**REQUEST**
Where the string "japonesa" occurs in the material below, report the whole line.

**DATA PROVIDED**
__________

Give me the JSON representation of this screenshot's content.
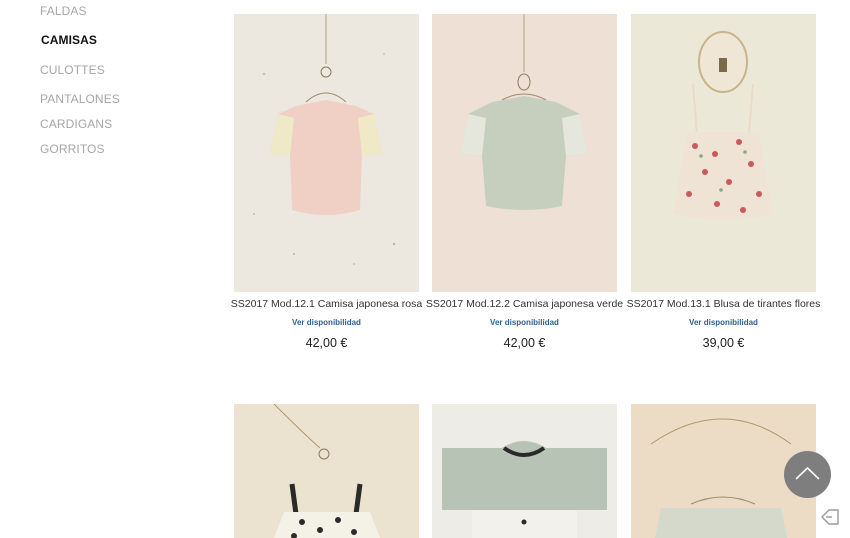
{
  "sidebar": {
    "categories": [
      {
        "label": "FALDAS",
        "active": false
      },
      {
        "label": "CAMISAS",
        "active": true
      },
      {
        "label": "CULOTTES",
        "active": false
      },
      {
        "label": "PANTALONES",
        "active": false
      },
      {
        "label": "CARDIGANS",
        "active": false
      },
      {
        "label": "GORRITOS",
        "active": false
      }
    ]
  },
  "products": [
    {
      "title": "SS2017 Mod.12.1 Camisa japonesa rosa",
      "availability": "Ver disponibilidad",
      "price": "42,00 €",
      "garment_color": "#f0cfc4"
    },
    {
      "title": "SS2017 Mod.12.2 Camisa japonesa verde",
      "availability": "Ver disponibilidad",
      "price": "42,00 €",
      "garment_color": "#c6cfbd"
    },
    {
      "title": "SS2017 Mod.13.1 Blusa de tirantes flores",
      "availability": "Ver disponibilidad",
      "price": "39,00 €",
      "garment_color": "#efe3d6"
    }
  ],
  "colors": {
    "link": "#2f5f93",
    "inactive_category": "#a6a6a6",
    "scroll_button": "#7e7e7e"
  },
  "icons": {
    "scroll_top": "chevron-up-icon",
    "corner": "tag-icon"
  }
}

__________

**RESPONSE**
      "title": "SS2017 Mod.12.1 Camisa japonesa rosa",
      "title": "SS2017 Mod.12.2 Camisa japonesa verde",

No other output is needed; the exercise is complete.